--- Begin MATERIAL FOR THIS EXERCISE ---

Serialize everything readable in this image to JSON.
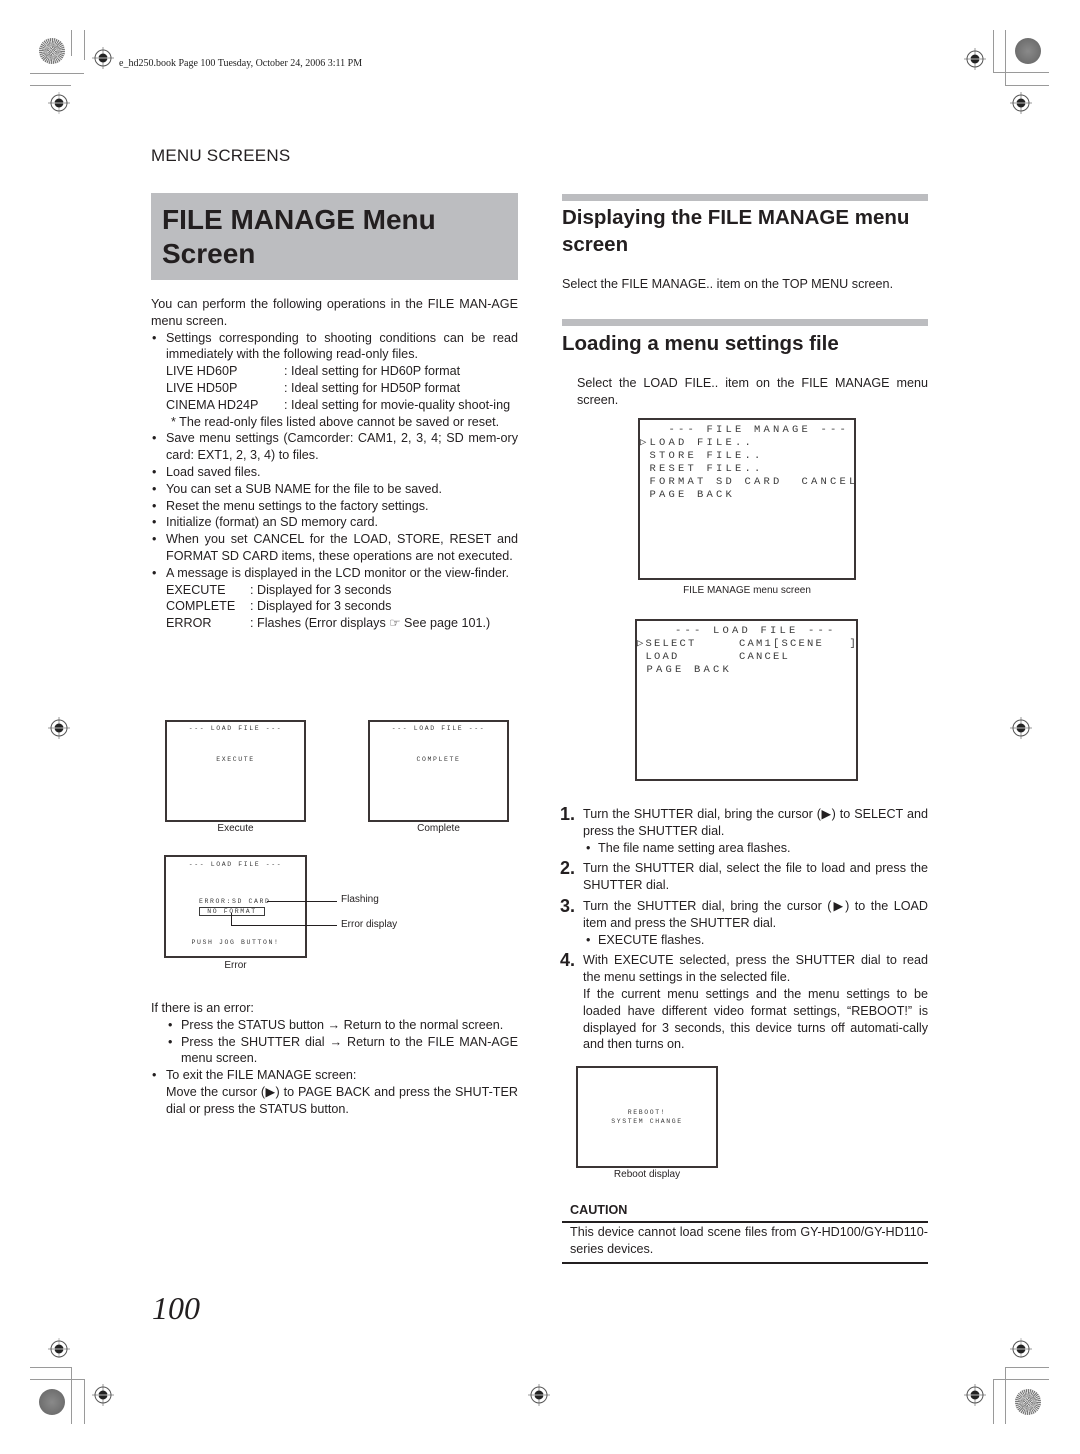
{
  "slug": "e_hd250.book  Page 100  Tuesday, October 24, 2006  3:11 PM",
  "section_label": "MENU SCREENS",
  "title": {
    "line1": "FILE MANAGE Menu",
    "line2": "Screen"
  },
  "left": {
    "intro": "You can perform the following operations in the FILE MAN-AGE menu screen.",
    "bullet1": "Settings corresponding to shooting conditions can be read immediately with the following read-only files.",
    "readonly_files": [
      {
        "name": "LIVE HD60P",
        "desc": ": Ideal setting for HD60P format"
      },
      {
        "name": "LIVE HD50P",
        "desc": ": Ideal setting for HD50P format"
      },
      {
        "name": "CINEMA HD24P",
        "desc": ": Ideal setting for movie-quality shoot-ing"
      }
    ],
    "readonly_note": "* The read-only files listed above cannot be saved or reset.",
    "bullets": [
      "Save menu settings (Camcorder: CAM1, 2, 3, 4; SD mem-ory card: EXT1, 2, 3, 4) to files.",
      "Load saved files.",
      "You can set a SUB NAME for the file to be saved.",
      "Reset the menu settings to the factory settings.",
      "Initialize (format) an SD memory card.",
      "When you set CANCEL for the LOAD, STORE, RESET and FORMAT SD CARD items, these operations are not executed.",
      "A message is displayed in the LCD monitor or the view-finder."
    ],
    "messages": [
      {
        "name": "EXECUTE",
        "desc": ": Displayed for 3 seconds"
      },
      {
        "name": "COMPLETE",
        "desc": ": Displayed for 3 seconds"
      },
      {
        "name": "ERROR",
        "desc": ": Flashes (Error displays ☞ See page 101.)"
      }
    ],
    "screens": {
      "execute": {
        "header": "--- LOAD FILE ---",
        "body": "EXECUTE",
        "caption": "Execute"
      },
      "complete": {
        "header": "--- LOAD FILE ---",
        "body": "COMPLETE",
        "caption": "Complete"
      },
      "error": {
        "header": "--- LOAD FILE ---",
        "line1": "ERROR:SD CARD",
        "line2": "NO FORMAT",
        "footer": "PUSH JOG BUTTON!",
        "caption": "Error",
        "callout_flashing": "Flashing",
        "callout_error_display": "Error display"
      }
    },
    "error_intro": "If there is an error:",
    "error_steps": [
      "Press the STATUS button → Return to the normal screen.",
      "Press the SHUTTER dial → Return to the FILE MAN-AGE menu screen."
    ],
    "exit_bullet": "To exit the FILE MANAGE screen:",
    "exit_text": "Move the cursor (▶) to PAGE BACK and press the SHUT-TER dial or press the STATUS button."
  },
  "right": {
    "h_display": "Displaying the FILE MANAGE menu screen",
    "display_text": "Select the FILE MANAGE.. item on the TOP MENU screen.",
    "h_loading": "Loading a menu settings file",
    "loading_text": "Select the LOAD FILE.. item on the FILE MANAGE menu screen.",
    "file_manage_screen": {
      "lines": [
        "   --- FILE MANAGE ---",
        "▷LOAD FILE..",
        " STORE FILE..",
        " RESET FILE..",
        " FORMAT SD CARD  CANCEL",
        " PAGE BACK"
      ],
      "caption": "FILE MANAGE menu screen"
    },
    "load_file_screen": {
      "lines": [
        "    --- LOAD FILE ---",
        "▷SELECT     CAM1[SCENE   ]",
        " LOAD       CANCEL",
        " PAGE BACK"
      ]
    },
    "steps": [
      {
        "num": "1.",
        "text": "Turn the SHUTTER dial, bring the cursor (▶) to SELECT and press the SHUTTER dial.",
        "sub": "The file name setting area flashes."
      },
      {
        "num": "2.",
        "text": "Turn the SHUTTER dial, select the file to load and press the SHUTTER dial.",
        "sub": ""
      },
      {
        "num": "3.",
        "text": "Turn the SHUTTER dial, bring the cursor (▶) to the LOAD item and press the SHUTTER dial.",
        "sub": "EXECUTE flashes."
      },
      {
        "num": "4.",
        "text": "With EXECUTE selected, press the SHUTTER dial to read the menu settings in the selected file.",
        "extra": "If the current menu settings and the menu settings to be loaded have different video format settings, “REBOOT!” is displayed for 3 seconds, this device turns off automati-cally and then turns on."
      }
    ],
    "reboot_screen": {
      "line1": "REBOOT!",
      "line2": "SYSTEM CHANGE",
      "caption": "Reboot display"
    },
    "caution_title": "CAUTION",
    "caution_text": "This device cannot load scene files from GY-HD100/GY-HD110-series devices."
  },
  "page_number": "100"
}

--- End MATERIAL FOR THIS EXERCISE ---
--- Begin MATERIAL FOR THIS EXERCISE ---

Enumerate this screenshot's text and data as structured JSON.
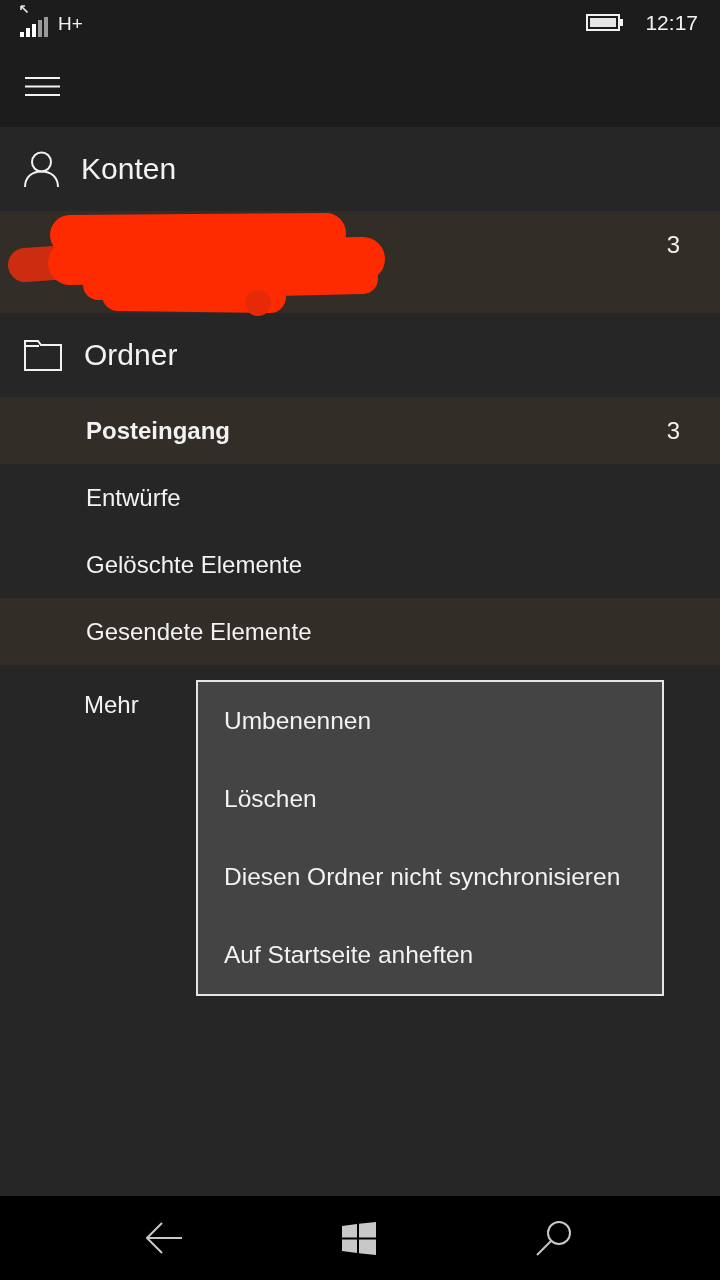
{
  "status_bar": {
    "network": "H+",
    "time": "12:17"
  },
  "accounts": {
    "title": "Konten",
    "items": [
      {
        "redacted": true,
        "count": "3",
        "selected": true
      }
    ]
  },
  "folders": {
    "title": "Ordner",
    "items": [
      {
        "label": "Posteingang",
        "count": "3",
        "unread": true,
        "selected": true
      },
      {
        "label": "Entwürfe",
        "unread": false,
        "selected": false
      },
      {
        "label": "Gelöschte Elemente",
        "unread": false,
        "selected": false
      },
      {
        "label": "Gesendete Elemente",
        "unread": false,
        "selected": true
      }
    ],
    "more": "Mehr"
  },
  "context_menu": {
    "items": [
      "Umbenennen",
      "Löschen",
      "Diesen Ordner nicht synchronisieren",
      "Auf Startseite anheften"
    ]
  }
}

--- End MATERIAL FOR THIS EXERCISE ---
--- Begin MATERIAL FOR THIS EXERCISE ---

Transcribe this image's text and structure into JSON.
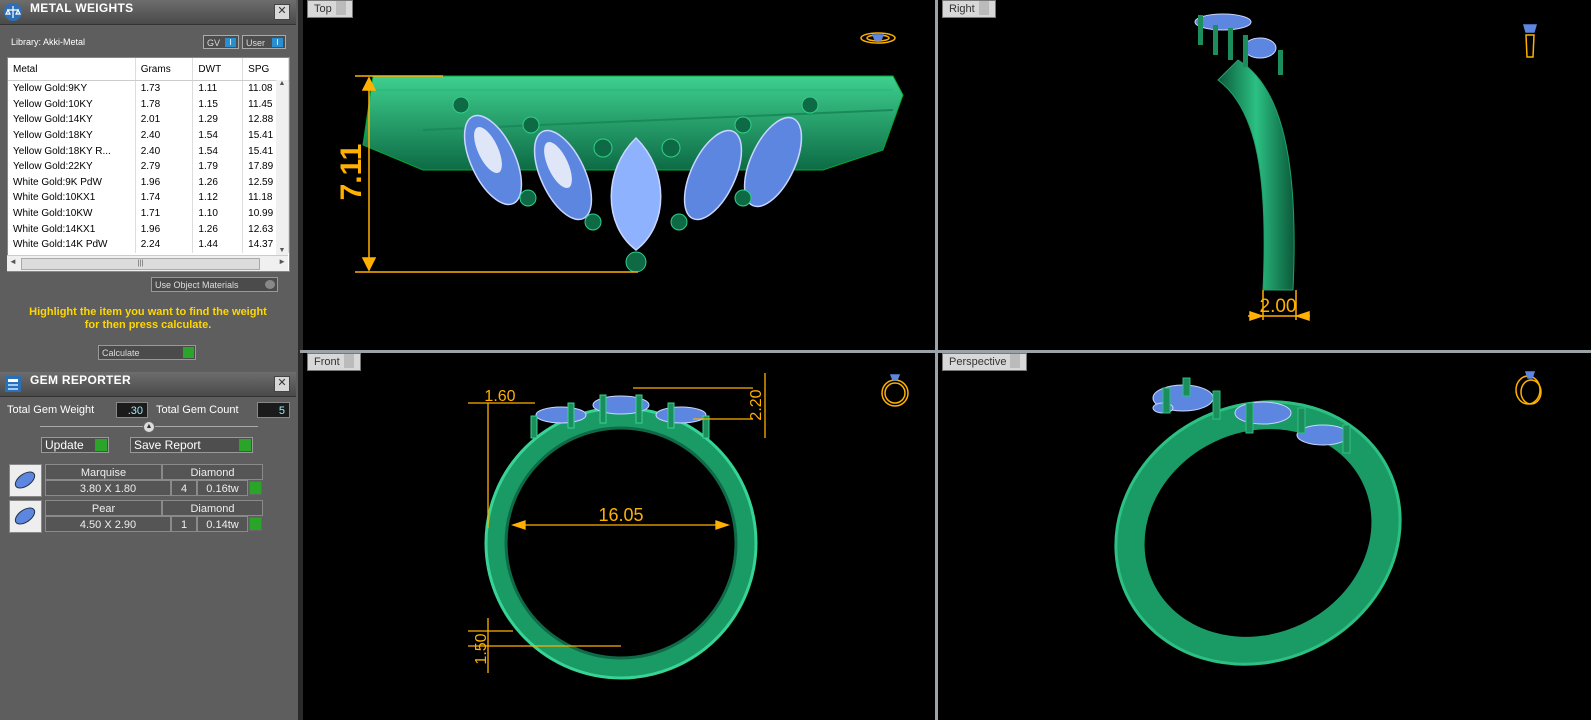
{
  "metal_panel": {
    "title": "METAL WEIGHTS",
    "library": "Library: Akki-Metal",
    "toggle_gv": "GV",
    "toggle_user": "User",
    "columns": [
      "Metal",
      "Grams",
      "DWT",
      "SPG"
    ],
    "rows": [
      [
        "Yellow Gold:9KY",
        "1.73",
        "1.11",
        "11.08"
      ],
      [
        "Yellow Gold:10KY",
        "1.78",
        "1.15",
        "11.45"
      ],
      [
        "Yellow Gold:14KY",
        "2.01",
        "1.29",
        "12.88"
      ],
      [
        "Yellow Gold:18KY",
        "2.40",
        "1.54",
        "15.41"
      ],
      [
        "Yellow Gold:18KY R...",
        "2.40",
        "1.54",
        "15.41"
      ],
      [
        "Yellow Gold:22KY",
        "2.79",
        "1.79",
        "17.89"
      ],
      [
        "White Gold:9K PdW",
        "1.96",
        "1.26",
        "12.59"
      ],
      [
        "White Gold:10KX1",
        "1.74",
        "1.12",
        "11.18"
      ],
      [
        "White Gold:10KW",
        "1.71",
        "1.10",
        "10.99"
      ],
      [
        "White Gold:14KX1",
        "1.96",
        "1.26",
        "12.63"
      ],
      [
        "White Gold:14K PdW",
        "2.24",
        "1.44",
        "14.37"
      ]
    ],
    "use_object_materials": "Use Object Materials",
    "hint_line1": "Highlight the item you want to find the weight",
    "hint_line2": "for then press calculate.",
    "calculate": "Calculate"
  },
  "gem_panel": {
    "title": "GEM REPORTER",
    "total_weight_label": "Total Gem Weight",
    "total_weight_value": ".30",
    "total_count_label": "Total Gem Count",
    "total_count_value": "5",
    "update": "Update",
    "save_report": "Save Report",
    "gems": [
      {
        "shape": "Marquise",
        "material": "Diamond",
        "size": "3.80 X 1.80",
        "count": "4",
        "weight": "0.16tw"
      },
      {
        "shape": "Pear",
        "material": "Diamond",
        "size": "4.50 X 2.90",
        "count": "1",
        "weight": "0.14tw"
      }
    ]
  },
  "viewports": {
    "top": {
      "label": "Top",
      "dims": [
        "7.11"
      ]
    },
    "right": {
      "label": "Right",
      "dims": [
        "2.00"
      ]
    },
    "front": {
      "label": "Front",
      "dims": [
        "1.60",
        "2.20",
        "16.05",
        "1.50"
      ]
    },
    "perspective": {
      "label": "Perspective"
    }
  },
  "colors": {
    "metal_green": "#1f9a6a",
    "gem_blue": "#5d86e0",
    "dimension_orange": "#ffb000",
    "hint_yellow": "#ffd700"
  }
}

--- End MATERIAL FOR THIS EXERCISE ---

» **PROBLEM TO WORK ON**
List every line above that contains the word "Gold".

» **EXERCISE RESPONSE**
        "Yellow Gold:9KY",
        "Yellow Gold:10KY",
        "Yellow Gold:14KY",
        "Yellow Gold:18KY",
        "Yellow Gold:18KY R...",
        "Yellow Gold:22KY",
        "White Gold:9K PdW",
        "White Gold:10KX1",
        "White Gold:10KW",
        "White Gold:14KX1",
        "White Gold:14K PdW",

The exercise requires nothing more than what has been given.